## DIRECTIONS
**1.** In the forum thread on Japanese contractions, in what kind of speech can る plus の become んの when の is the nominalizer followed by a case particle?
**2.** Sum up the forum thread on Japanese contractions in two sentences.

## DOCUMENT SECTION
────────

By the way, して*るんです*が, 思*うんです*が, ということ*なんです* and the like are normally polite as colloquial. These ん are all in place for の.


----------



## frequency

Nino83 said:


> if this assimilation happens only with the final particle _no_ (interrogative/affirmative _no, nodesu, nodesuka_ and so on) or if it happens also with the nominalizer _no_ (_no_ + case particle).



No rules.
勉強してんの？(This is what you've suggested. ん before の.) But

勉強してんです。
勉強してんだ。 
勉強してんじゃないの？

（こういうのってどうなんですかね？しょうがないのかな？）


----------



## Schokolade

Nino83 said:


> if it (る＋の⇒んの) happens also with the nominalizer _no_ (_no_ + case particle).



Yes. *る*+*の*⇒*んの* can also happen with the nominaliser *の* + case particle (が、の、を、に、と、より、から etc), but _only _in colloquial/casual speech. Eg:

「ジョンさんが勉強して*んの*、知ってるよ。」-- して*るの*(*を*)⇒して*んの*(*を*) (← を is left out)
「浮気して*んのが*バレた。」-- して*るの**が*⇒して*んの**が*
「写真で見*んのと*生で見*んのと*じゃ、全然違うな～。」-- 見*るの**と*⇒見*んの**と*
「待たされ*んのに*は慣れてるよ。」-- され*るの**に*は⇒され*んの**に*は
「逃げ*んので*精いっぱいだったわ…。」-- 逃げ*るので*⇒逃げ*んので*


----------



## Nino83

Thank you all!


Schokolade said:


> Yes. *る*+*の*⇒*んの* can also happen with the nominaliser *の* + case particle (が、の、を、に、と、より、から etc), but _only _in colloquial/casual speech.


Thank you for the examples, Schokolade.
It's interesting the fact  that the particle を is easily dropped.

────────

## MATERIAL
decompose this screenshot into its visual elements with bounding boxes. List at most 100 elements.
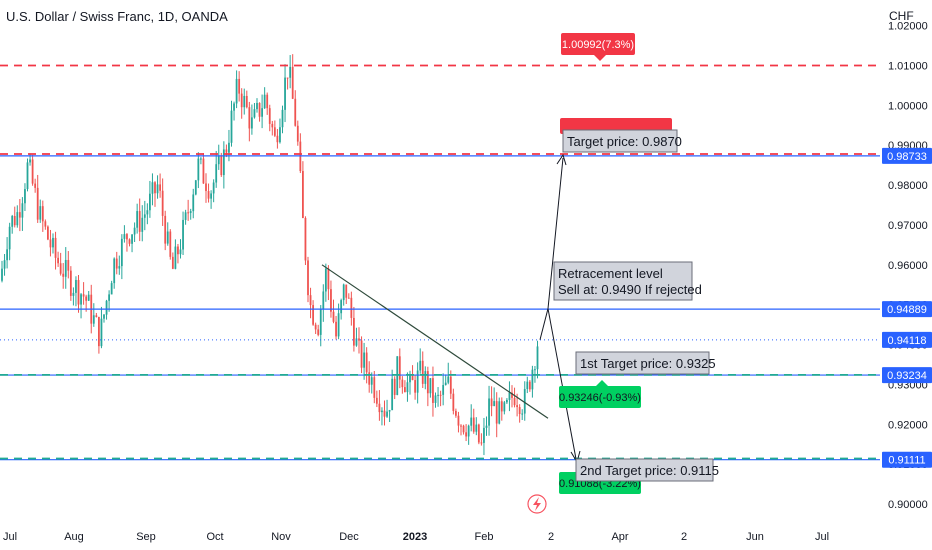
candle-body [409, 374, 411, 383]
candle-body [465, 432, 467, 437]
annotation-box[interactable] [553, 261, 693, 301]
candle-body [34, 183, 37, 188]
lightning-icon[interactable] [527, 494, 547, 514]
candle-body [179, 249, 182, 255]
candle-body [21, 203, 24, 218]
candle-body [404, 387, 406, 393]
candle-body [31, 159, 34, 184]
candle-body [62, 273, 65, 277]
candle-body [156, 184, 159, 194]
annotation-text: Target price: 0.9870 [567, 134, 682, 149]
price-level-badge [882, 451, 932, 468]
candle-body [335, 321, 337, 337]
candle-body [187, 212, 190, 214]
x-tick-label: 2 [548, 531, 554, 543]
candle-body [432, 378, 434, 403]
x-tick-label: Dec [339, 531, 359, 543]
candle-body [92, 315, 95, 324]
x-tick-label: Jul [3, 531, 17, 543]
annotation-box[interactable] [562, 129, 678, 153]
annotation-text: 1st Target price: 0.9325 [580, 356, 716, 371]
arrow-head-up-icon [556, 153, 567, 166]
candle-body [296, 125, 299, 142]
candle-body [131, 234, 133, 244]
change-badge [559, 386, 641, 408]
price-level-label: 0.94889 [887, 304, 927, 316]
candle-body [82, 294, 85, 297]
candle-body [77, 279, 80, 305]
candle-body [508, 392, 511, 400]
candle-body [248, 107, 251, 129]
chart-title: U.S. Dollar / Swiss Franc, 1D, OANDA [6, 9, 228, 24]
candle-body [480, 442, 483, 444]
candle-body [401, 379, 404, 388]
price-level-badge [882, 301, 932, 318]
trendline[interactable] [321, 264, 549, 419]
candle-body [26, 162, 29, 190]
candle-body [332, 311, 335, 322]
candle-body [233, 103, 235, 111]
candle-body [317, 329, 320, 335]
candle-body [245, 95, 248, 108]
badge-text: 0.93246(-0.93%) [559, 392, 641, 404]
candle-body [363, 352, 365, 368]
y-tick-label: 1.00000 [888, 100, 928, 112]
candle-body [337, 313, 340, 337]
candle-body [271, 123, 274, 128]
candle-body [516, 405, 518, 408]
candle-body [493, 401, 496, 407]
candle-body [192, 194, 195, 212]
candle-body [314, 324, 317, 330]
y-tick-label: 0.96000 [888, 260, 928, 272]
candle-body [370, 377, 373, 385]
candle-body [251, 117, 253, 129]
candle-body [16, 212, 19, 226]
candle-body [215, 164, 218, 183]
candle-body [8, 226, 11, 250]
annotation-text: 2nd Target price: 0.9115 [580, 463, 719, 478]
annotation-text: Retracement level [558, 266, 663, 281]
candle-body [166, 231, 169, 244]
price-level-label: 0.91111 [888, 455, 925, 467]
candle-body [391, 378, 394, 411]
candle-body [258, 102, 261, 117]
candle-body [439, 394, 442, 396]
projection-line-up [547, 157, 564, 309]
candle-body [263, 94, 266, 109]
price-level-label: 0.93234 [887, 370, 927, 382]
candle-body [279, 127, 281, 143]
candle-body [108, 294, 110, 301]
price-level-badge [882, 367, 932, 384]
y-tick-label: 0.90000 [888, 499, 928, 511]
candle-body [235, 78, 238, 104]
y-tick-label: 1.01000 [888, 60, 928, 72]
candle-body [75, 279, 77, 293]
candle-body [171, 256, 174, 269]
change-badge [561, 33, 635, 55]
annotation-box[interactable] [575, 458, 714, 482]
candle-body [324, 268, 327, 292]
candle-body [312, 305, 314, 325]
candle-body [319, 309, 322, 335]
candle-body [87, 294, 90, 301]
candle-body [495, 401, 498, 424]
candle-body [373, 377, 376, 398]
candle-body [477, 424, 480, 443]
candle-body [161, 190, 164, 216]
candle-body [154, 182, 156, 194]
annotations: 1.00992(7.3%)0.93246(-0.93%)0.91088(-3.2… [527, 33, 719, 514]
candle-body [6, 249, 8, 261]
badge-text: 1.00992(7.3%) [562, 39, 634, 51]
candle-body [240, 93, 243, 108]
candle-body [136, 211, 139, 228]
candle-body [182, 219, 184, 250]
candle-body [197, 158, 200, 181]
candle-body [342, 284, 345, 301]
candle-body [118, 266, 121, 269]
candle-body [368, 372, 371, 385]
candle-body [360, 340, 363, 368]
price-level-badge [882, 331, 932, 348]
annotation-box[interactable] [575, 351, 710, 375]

────────

## TASK-BY-TASK SOLUTIONS
**1.** Only in colloquial or casual speech.

**2.** The thread covers colloquial Japanese forms where ん stands in for の, and one poster answers that there are no rules and gives examples such as 勉強してんです and 勉強してんだ. Schokolade confirms that る plus の can become んの with the nominalizer の plus a case particle, but only in colloquial or casual speech, and Nino83 finds it interesting that を is easily dropped.